- Set problem: Where a line holds "name", copy it.

***** Data in this exercise *****

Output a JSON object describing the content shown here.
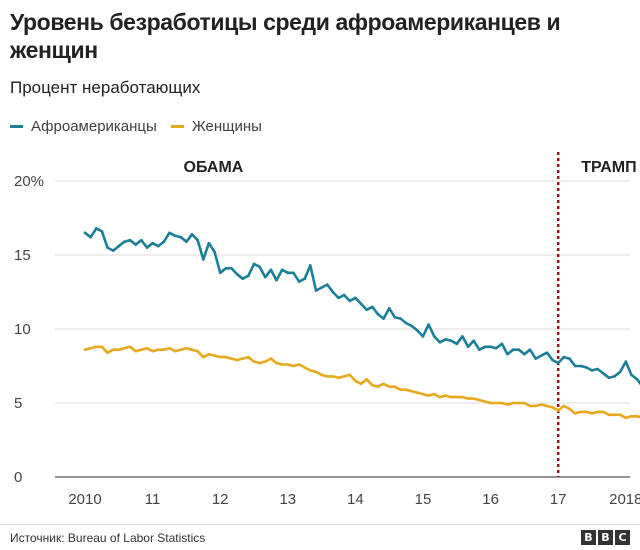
{
  "title": "Уровень безработицы среди афроамериканцев и женщин",
  "subtitle": "Процент неработающих",
  "source": "Источник: Bureau of Labor Statistics",
  "logo_letters": [
    "B",
    "B",
    "C"
  ],
  "chart_data": {
    "type": "line",
    "title": "Уровень безработицы среди афроамериканцев и женщин",
    "subtitle": "Процент неработающих",
    "x_range": [
      2010.0,
      2018.75
    ],
    "ylim": [
      0,
      20
    ],
    "grid": true,
    "legend_position": "top-left",
    "y_ticks": [
      {
        "value": 0,
        "label": "0"
      },
      {
        "value": 5,
        "label": "5"
      },
      {
        "value": 10,
        "label": "10"
      },
      {
        "value": 15,
        "label": "15"
      },
      {
        "value": 20,
        "label": "20%"
      }
    ],
    "x_ticks": [
      {
        "value": 2010,
        "label": "2010"
      },
      {
        "value": 2011,
        "label": "11"
      },
      {
        "value": 2012,
        "label": "12"
      },
      {
        "value": 2013,
        "label": "13"
      },
      {
        "value": 2014,
        "label": "14"
      },
      {
        "value": 2015,
        "label": "15"
      },
      {
        "value": 2016,
        "label": "16"
      },
      {
        "value": 2017,
        "label": "17"
      },
      {
        "value": 2018,
        "label": "2018"
      }
    ],
    "annotations": [
      {
        "label": "ОБАМА",
        "x": 2011.9
      },
      {
        "label": "ТРАМП",
        "x": 2017.75
      }
    ],
    "divider_x": 2017.0,
    "series": [
      {
        "name": "Афроамериканцы",
        "color": "#1b7f97",
        "x": [
          2010.0,
          2010.083,
          2010.167,
          2010.25,
          2010.333,
          2010.417,
          2010.5,
          2010.583,
          2010.667,
          2010.75,
          2010.833,
          2010.917,
          2011.0,
          2011.083,
          2011.167,
          2011.25,
          2011.333,
          2011.417,
          2011.5,
          2011.583,
          2011.667,
          2011.75,
          2011.833,
          2011.917,
          2012.0,
          2012.083,
          2012.167,
          2012.25,
          2012.333,
          2012.417,
          2012.5,
          2012.583,
          2012.667,
          2012.75,
          2012.833,
          2012.917,
          2013.0,
          2013.083,
          2013.167,
          2013.25,
          2013.333,
          2013.417,
          2013.5,
          2013.583,
          2013.667,
          2013.75,
          2013.833,
          2013.917,
          2014.0,
          2014.083,
          2014.167,
          2014.25,
          2014.333,
          2014.417,
          2014.5,
          2014.583,
          2014.667,
          2014.75,
          2014.833,
          2014.917,
          2015.0,
          2015.083,
          2015.167,
          2015.25,
          2015.333,
          2015.417,
          2015.5,
          2015.583,
          2015.667,
          2015.75,
          2015.833,
          2015.917,
          2016.0,
          2016.083,
          2016.167,
          2016.25,
          2016.333,
          2016.417,
          2016.5,
          2016.583,
          2016.667,
          2016.75,
          2016.833,
          2016.917,
          2017.0,
          2017.083,
          2017.167,
          2017.25,
          2017.333,
          2017.417,
          2017.5,
          2017.583,
          2017.667,
          2017.75,
          2017.833,
          2017.917,
          2018.0,
          2018.083,
          2018.167,
          2018.25,
          2018.333,
          2018.417,
          2018.5,
          2018.583,
          2018.667
        ],
        "values": [
          16.5,
          16.2,
          16.8,
          16.6,
          15.5,
          15.3,
          15.6,
          15.9,
          16.0,
          15.7,
          16.0,
          15.5,
          15.8,
          15.6,
          15.9,
          16.5,
          16.3,
          16.2,
          15.9,
          16.4,
          16.0,
          14.7,
          15.8,
          15.2,
          13.8,
          14.1,
          14.1,
          13.7,
          13.4,
          13.6,
          14.4,
          14.2,
          13.5,
          14.0,
          13.3,
          14.0,
          13.8,
          13.8,
          13.2,
          13.4,
          14.3,
          12.6,
          12.8,
          13.0,
          12.5,
          12.1,
          12.3,
          11.9,
          12.1,
          11.7,
          11.3,
          11.5,
          11.0,
          10.7,
          11.4,
          10.8,
          10.7,
          10.4,
          10.2,
          9.9,
          9.5,
          10.3,
          9.5,
          9.1,
          9.3,
          9.2,
          9.0,
          9.5,
          8.8,
          9.2,
          8.6,
          8.8,
          8.8,
          8.7,
          9.0,
          8.3,
          8.6,
          8.6,
          8.3,
          8.6,
          8.0,
          8.2,
          8.4,
          7.9,
          7.7,
          8.1,
          8.0,
          7.5,
          7.5,
          7.4,
          7.2,
          7.3,
          7.0,
          6.7,
          6.8,
          7.1,
          7.8,
          6.9,
          6.6,
          6.1,
          6.6,
          6.5,
          6.3,
          6.0,
          6.0
        ]
      },
      {
        "name": "Женщины",
        "color": "#e8a81c",
        "x": [
          2010.0,
          2010.083,
          2010.167,
          2010.25,
          2010.333,
          2010.417,
          2010.5,
          2010.583,
          2010.667,
          2010.75,
          2010.833,
          2010.917,
          2011.0,
          2011.083,
          2011.167,
          2011.25,
          2011.333,
          2011.417,
          2011.5,
          2011.583,
          2011.667,
          2011.75,
          2011.833,
          2011.917,
          2012.0,
          2012.083,
          2012.167,
          2012.25,
          2012.333,
          2012.417,
          2012.5,
          2012.583,
          2012.667,
          2012.75,
          2012.833,
          2012.917,
          2013.0,
          2013.083,
          2013.167,
          2013.25,
          2013.333,
          2013.417,
          2013.5,
          2013.583,
          2013.667,
          2013.75,
          2013.833,
          2013.917,
          2014.0,
          2014.083,
          2014.167,
          2014.25,
          2014.333,
          2014.417,
          2014.5,
          2014.583,
          2014.667,
          2014.75,
          2014.833,
          2014.917,
          2015.0,
          2015.083,
          2015.167,
          2015.25,
          2015.333,
          2015.417,
          2015.5,
          2015.583,
          2015.667,
          2015.75,
          2015.833,
          2015.917,
          2016.0,
          2016.083,
          2016.167,
          2016.25,
          2016.333,
          2016.417,
          2016.5,
          2016.583,
          2016.667,
          2016.75,
          2016.833,
          2016.917,
          2017.0,
          2017.083,
          2017.167,
          2017.25,
          2017.333,
          2017.417,
          2017.5,
          2017.583,
          2017.667,
          2017.75,
          2017.833,
          2017.917,
          2018.0,
          2018.083,
          2018.167,
          2018.25,
          2018.333,
          2018.417,
          2018.5,
          2018.583,
          2018.667
        ],
        "values": [
          8.6,
          8.7,
          8.8,
          8.8,
          8.4,
          8.6,
          8.6,
          8.7,
          8.8,
          8.5,
          8.6,
          8.7,
          8.5,
          8.6,
          8.6,
          8.7,
          8.5,
          8.6,
          8.7,
          8.6,
          8.5,
          8.1,
          8.3,
          8.2,
          8.1,
          8.1,
          8.0,
          7.9,
          8.0,
          8.1,
          7.8,
          7.7,
          7.8,
          8.0,
          7.7,
          7.6,
          7.6,
          7.5,
          7.6,
          7.4,
          7.2,
          7.1,
          6.9,
          6.8,
          6.8,
          6.7,
          6.8,
          6.9,
          6.5,
          6.3,
          6.6,
          6.2,
          6.1,
          6.3,
          6.1,
          6.1,
          5.9,
          5.9,
          5.8,
          5.7,
          5.6,
          5.5,
          5.6,
          5.4,
          5.5,
          5.4,
          5.4,
          5.4,
          5.3,
          5.3,
          5.2,
          5.1,
          5.0,
          5.0,
          5.0,
          4.9,
          5.0,
          5.0,
          5.0,
          4.8,
          4.8,
          4.9,
          4.8,
          4.7,
          4.5,
          4.8,
          4.6,
          4.3,
          4.4,
          4.4,
          4.3,
          4.4,
          4.4,
          4.2,
          4.2,
          4.2,
          4.0,
          4.1,
          4.1,
          4.0,
          3.9,
          4.0,
          3.7,
          3.7,
          4.0
        ]
      }
    ]
  }
}
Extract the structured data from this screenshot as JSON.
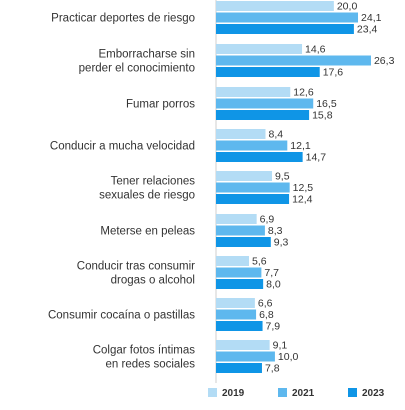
{
  "chart_data": {
    "type": "bar",
    "orientation": "horizontal",
    "categories": [
      [
        "Practicar deportes de riesgo"
      ],
      [
        "Emborracharse sin",
        "perder el conocimiento"
      ],
      [
        "Fumar porros"
      ],
      [
        "Conducir a mucha velocidad"
      ],
      [
        "Tener relaciones",
        "sexuales de riesgo"
      ],
      [
        "Meterse en peleas"
      ],
      [
        "Conducir tras consumir",
        "drogas o alcohol"
      ],
      [
        "Consumir cocaína o pastillas"
      ],
      [
        "Colgar fotos íntimas",
        "en redes sociales"
      ]
    ],
    "series": [
      {
        "name": "2019",
        "color": "#b3dcf5",
        "values": [
          20.0,
          14.6,
          12.6,
          8.4,
          9.5,
          6.9,
          5.6,
          6.6,
          9.1
        ],
        "labels": [
          "20,0",
          "14,6",
          "12,6",
          "8,4",
          "9,5",
          "6,9",
          "5,6",
          "6,6",
          "9,1"
        ]
      },
      {
        "name": "2021",
        "color": "#5eb8ee",
        "values": [
          24.1,
          26.3,
          16.5,
          12.1,
          12.5,
          8.3,
          7.7,
          6.8,
          10.0
        ],
        "labels": [
          "24,1",
          "26,3",
          "16,5",
          "12,1",
          "12,5",
          "8,3",
          "7,7",
          "6,8",
          "10,0"
        ]
      },
      {
        "name": "2023",
        "color": "#0f95e6",
        "values": [
          23.4,
          17.6,
          15.8,
          14.7,
          12.4,
          9.3,
          8.0,
          7.9,
          7.8
        ],
        "labels": [
          "23,4",
          "17,6",
          "15,8",
          "14,7",
          "12,4",
          "9,3",
          "8,0",
          "7,9",
          "7,8"
        ]
      }
    ],
    "xlim": [
      0,
      28
    ],
    "grid": false,
    "legend_position": "bottom-right"
  }
}
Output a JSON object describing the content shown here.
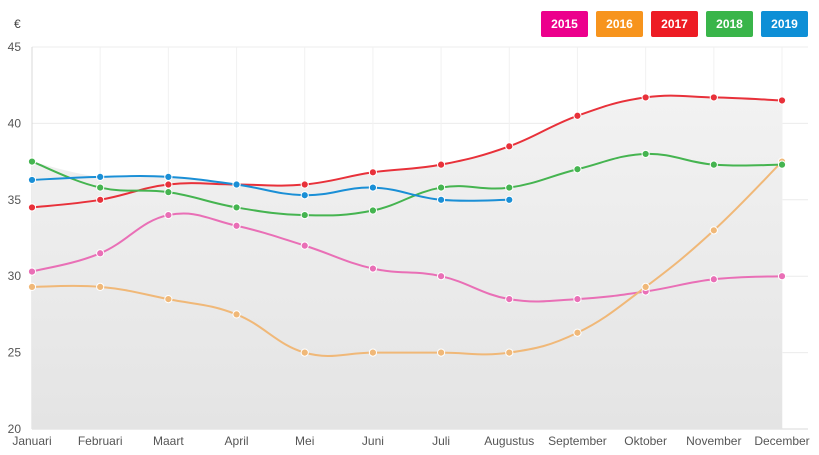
{
  "chart_data": {
    "type": "line",
    "unit_label": "€",
    "categories": [
      "Januari",
      "Februari",
      "Maart",
      "April",
      "Mei",
      "Juni",
      "Juli",
      "Augustus",
      "September",
      "Oktober",
      "November",
      "December"
    ],
    "ylim": [
      20,
      45
    ],
    "yticks": [
      20,
      25,
      30,
      35,
      40,
      45
    ],
    "grid": true,
    "legend_position": "top-right",
    "series": [
      {
        "name": "2015",
        "color": "#ec008c",
        "line_color": "#e96fb6",
        "values": [
          30.3,
          31.5,
          34.0,
          33.3,
          32.0,
          30.5,
          30.0,
          28.5,
          28.5,
          29.0,
          29.8,
          30.0
        ]
      },
      {
        "name": "2016",
        "color": "#f7941d",
        "line_color": "#f0b878",
        "values": [
          29.3,
          29.3,
          28.5,
          27.5,
          25.0,
          25.0,
          25.0,
          25.0,
          26.3,
          29.3,
          33.0,
          37.5
        ]
      },
      {
        "name": "2017",
        "color": "#ed1c24",
        "line_color": "#e8313a",
        "values": [
          34.5,
          35.0,
          36.0,
          36.0,
          36.0,
          36.8,
          37.3,
          38.5,
          40.5,
          41.7,
          41.7,
          41.5
        ]
      },
      {
        "name": "2018",
        "color": "#39b54a",
        "line_color": "#45b450",
        "values": [
          37.5,
          35.8,
          35.5,
          34.5,
          34.0,
          34.3,
          35.8,
          35.8,
          37.0,
          38.0,
          37.3,
          37.3
        ]
      },
      {
        "name": "2019",
        "color": "#0e8fd6",
        "line_color": "#1a8fd6",
        "values": [
          36.3,
          36.5,
          36.5,
          36.0,
          35.3,
          35.8,
          35.0,
          35.0,
          null,
          null,
          null,
          null
        ]
      }
    ]
  }
}
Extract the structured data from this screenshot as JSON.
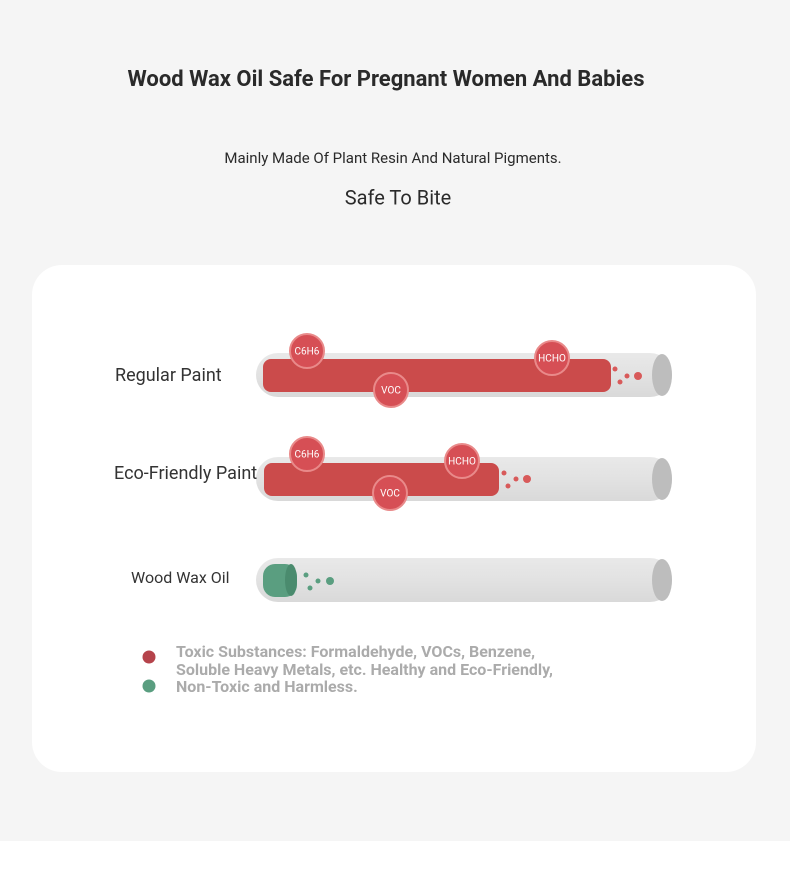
{
  "header": {
    "title": "Wood Wax Oil Safe For Pregnant Women And Babies",
    "subtitle": "Mainly Made Of Plant Resin And Natural Pigments.",
    "tagline": "Safe To Bite"
  },
  "rows": [
    {
      "label": "Regular Paint",
      "bubbles": [
        "C6H6",
        "HCHO",
        "VOC"
      ]
    },
    {
      "label": "Eco-Friendly Paint",
      "bubbles": [
        "C6H6",
        "HCHO",
        "VOC"
      ]
    },
    {
      "label": "Wood Wax Oil"
    }
  ],
  "legend": {
    "lines": [
      "Toxic Substances: Formaldehyde, VOCs, Benzene,",
      "Soluble Heavy Metals, etc. Healthy and Eco-Friendly,",
      "Non-Toxic and Harmless."
    ]
  }
}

*****

- Result below:
        "name": "Афроамериканцы",
        "name": "Женщины",
        "name": "2019",
        "name": "2021",
        "name": "2023",
        "name": "2015",
        "name": "2016",
        "name": "2017",
        "name": "2018",
        "name": "2019",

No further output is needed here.